◆ Given request ◆
Reproduce word for word the section of the lines below that opens with the line containing "guarantee-text: 平台免费验收 合格才付款" and closes with the line containing "wifi-icon bbox=[337, 7, 353, 20]", including both of those lines.

--- start of Data entries ---

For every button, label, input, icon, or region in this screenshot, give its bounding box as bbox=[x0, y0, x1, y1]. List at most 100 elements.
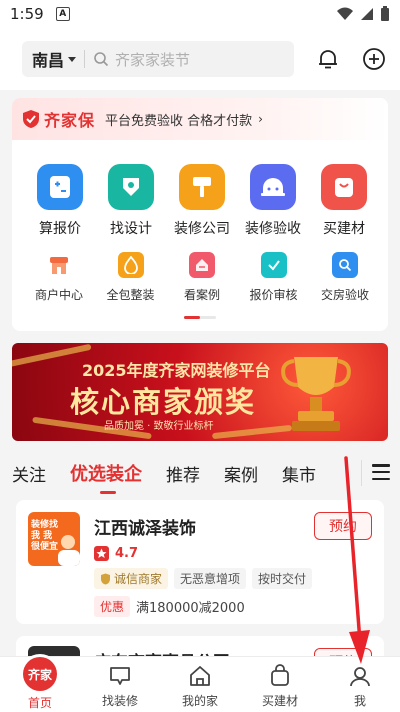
guarantee-text: 平台免费验收 合格才付款 bbox=[105, 113, 253, 129]
company-name[interactable]: 江西诚泽装饰 bbox=[94, 514, 196, 539]
nav-label: 找装修 bbox=[101, 694, 138, 708]
trophy-icon bbox=[281, 357, 351, 431]
page-indicator bbox=[184, 316, 216, 319]
tag-no-extra-fees: 无恶意增项 bbox=[174, 568, 247, 589]
bottom-navigation: 齐家 首页 找装修 我的家 买建材 我 bbox=[0, 656, 400, 712]
tab-follow[interactable]: 关注 bbox=[12, 461, 46, 486]
service-quote-review[interactable]: 报价审核 bbox=[241, 252, 307, 303]
service-label: 找设计 bbox=[110, 221, 152, 237]
wifi-icon bbox=[337, 7, 353, 20]
promo-banner[interactable]: 2025年度齐家网装修平台 核心商家颁奖 品质加冕 · 致敬行业标杆 bbox=[12, 343, 388, 441]
service-label: 全包整装 bbox=[106, 288, 155, 302]
nav-my-home[interactable]: 我的家 bbox=[160, 657, 240, 712]
status-bar: 1:59 A bbox=[0, 0, 400, 28]
tab-recommended[interactable]: 推荐 bbox=[166, 461, 200, 486]
case-icon bbox=[189, 252, 215, 278]
bell-icon[interactable] bbox=[316, 47, 340, 71]
service-label: 看案例 bbox=[183, 288, 220, 302]
calculator-icon bbox=[37, 164, 83, 210]
discount-text: 满180000减2000 bbox=[136, 601, 245, 616]
chevron-right-icon: › bbox=[258, 112, 263, 126]
chat-icon bbox=[107, 663, 133, 689]
tag-on-time: 按时交付 bbox=[252, 568, 313, 589]
star-icon bbox=[94, 546, 109, 561]
service-quote[interactable]: 算报价 bbox=[30, 164, 90, 238]
services-card: 齐家保 平台免费验收 合格才付款 › 算报价 找设计 装修公司 装修验收 买建材… bbox=[12, 98, 388, 331]
tab-market[interactable]: 集市 bbox=[282, 461, 316, 486]
search-icon bbox=[94, 52, 109, 67]
nav-label: 我的家 bbox=[181, 694, 218, 708]
service-company[interactable]: 装修公司 bbox=[172, 164, 232, 238]
person-illustration bbox=[58, 535, 80, 566]
menu-icon[interactable] bbox=[372, 464, 390, 480]
service-handover-inspection[interactable]: 交房验收 bbox=[312, 252, 378, 303]
discount-badge: 优惠 bbox=[94, 596, 131, 617]
nav-me[interactable]: 我 bbox=[320, 657, 400, 712]
promo-headline: 核心商家颁奖 bbox=[70, 385, 257, 419]
search-bar[interactable]: 南昌 齐家家装节 bbox=[22, 41, 294, 77]
design-icon bbox=[108, 164, 154, 210]
add-circle-icon[interactable] bbox=[362, 47, 386, 71]
battery-icon bbox=[381, 6, 389, 21]
header: 南昌 齐家家装节 bbox=[0, 28, 400, 90]
discount-info: 优惠 满180000减2000 bbox=[94, 596, 245, 617]
signal-icon bbox=[361, 8, 373, 20]
service-cases[interactable]: 看案例 bbox=[169, 252, 235, 303]
service-design[interactable]: 找设计 bbox=[101, 164, 161, 238]
service-label: 交房验收 bbox=[320, 288, 369, 302]
company-rating: 4.7 bbox=[94, 546, 138, 561]
service-label: 装修验收 bbox=[245, 221, 301, 237]
service-label: 报价审核 bbox=[249, 288, 298, 302]
shield-check-icon bbox=[101, 573, 110, 584]
service-materials[interactable]: 买建材 bbox=[314, 164, 374, 238]
service-inspection[interactable]: 装修验收 bbox=[243, 164, 303, 238]
tag-label: 诚信商家 bbox=[114, 572, 163, 586]
promo-subtitle: 品质加冕 · 致敬行业标杆 bbox=[104, 421, 214, 432]
search-divider bbox=[84, 50, 86, 68]
tab-divider bbox=[361, 460, 362, 486]
service-label: 装修公司 bbox=[174, 221, 230, 237]
shield-icon bbox=[23, 110, 39, 128]
company-logo: 装修找我 我很便宜 bbox=[28, 512, 80, 566]
nav-buy-materials[interactable]: 买建材 bbox=[240, 657, 320, 712]
shopping-bag-icon bbox=[321, 164, 367, 210]
category-tabs: 关注 优选装企 推荐 案例 集市 bbox=[0, 452, 400, 494]
company-tags: 诚信商家 无恶意增项 按时交付 bbox=[94, 568, 313, 589]
paint-roller-icon bbox=[179, 164, 225, 210]
primary-services: 算报价 找设计 装修公司 装修验收 买建材 bbox=[12, 140, 388, 238]
status-time: 1:59 bbox=[10, 5, 44, 23]
notification-icon: A bbox=[55, 7, 70, 21]
nav-home[interactable]: 齐家 首页 bbox=[0, 657, 80, 712]
service-label: 买建材 bbox=[323, 221, 365, 237]
promo-title: 2025年度齐家网装修平台 bbox=[82, 361, 271, 380]
rating-value: 4.7 bbox=[115, 546, 139, 561]
search-house-icon bbox=[332, 252, 358, 278]
chevron-down-icon[interactable] bbox=[68, 56, 77, 62]
nav-label: 买建材 bbox=[261, 694, 298, 708]
guarantee-banner[interactable]: 齐家保 平台免费验收 合格才付款 › bbox=[12, 98, 388, 140]
secondary-services: 商户中心 全包整装 看案例 报价审核 交房验收 bbox=[12, 238, 388, 303]
tag-trusted: 诚信商家 bbox=[94, 568, 169, 589]
service-label: 商户中心 bbox=[34, 288, 83, 302]
nav-find-renovation[interactable]: 找装修 bbox=[80, 657, 160, 712]
service-merchant-center[interactable]: 商户中心 bbox=[26, 252, 92, 303]
tab-preferred-companies[interactable]: 优选装企 bbox=[70, 460, 142, 494]
search-input[interactable]: 齐家家装节 bbox=[115, 49, 190, 70]
guarantee-brand: 齐家保 bbox=[44, 111, 96, 130]
city-selector[interactable]: 南昌 bbox=[32, 47, 64, 71]
nav-label: 首页 bbox=[27, 696, 52, 710]
service-label: 算报价 bbox=[39, 221, 81, 237]
house-icon bbox=[187, 663, 213, 689]
service-full-package[interactable]: 全包整装 bbox=[98, 252, 164, 303]
tab-cases[interactable]: 案例 bbox=[224, 461, 258, 486]
bag-icon bbox=[267, 663, 293, 689]
company-card[interactable]: 装修找我 我很便宜 江西诚泽装饰 预约 4.7 诚信商家 无恶意增项 按时交付 … bbox=[16, 500, 384, 624]
check-icon bbox=[260, 252, 287, 278]
flame-icon bbox=[117, 252, 144, 278]
user-icon bbox=[347, 663, 373, 689]
home-icon: 齐家 bbox=[23, 657, 57, 691]
helmet-icon bbox=[250, 164, 296, 210]
status-icons bbox=[336, 6, 390, 22]
store-icon bbox=[46, 252, 72, 278]
appointment-button[interactable]: 预约 bbox=[314, 512, 372, 540]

--- end of Data entries ---

◆ Final result ◆
guarantee-text: 平台免费验收 合格才付款 bbox=[105, 113, 253, 129]
company-name[interactable]: 江西诚泽装饰 bbox=[94, 514, 196, 539]
nav-label: 找装修 bbox=[101, 694, 138, 708]
trophy-icon bbox=[281, 357, 351, 431]
page-indicator bbox=[184, 316, 216, 319]
tag-no-extra-fees: 无恶意增项 bbox=[174, 568, 247, 589]
bottom-navigation: 齐家 首页 找装修 我的家 买建材 我 bbox=[0, 656, 400, 712]
tab-follow[interactable]: 关注 bbox=[12, 461, 46, 486]
service-quote-review[interactable]: 报价审核 bbox=[241, 252, 307, 303]
service-label: 找设计 bbox=[110, 221, 152, 237]
wifi-icon bbox=[337, 7, 353, 20]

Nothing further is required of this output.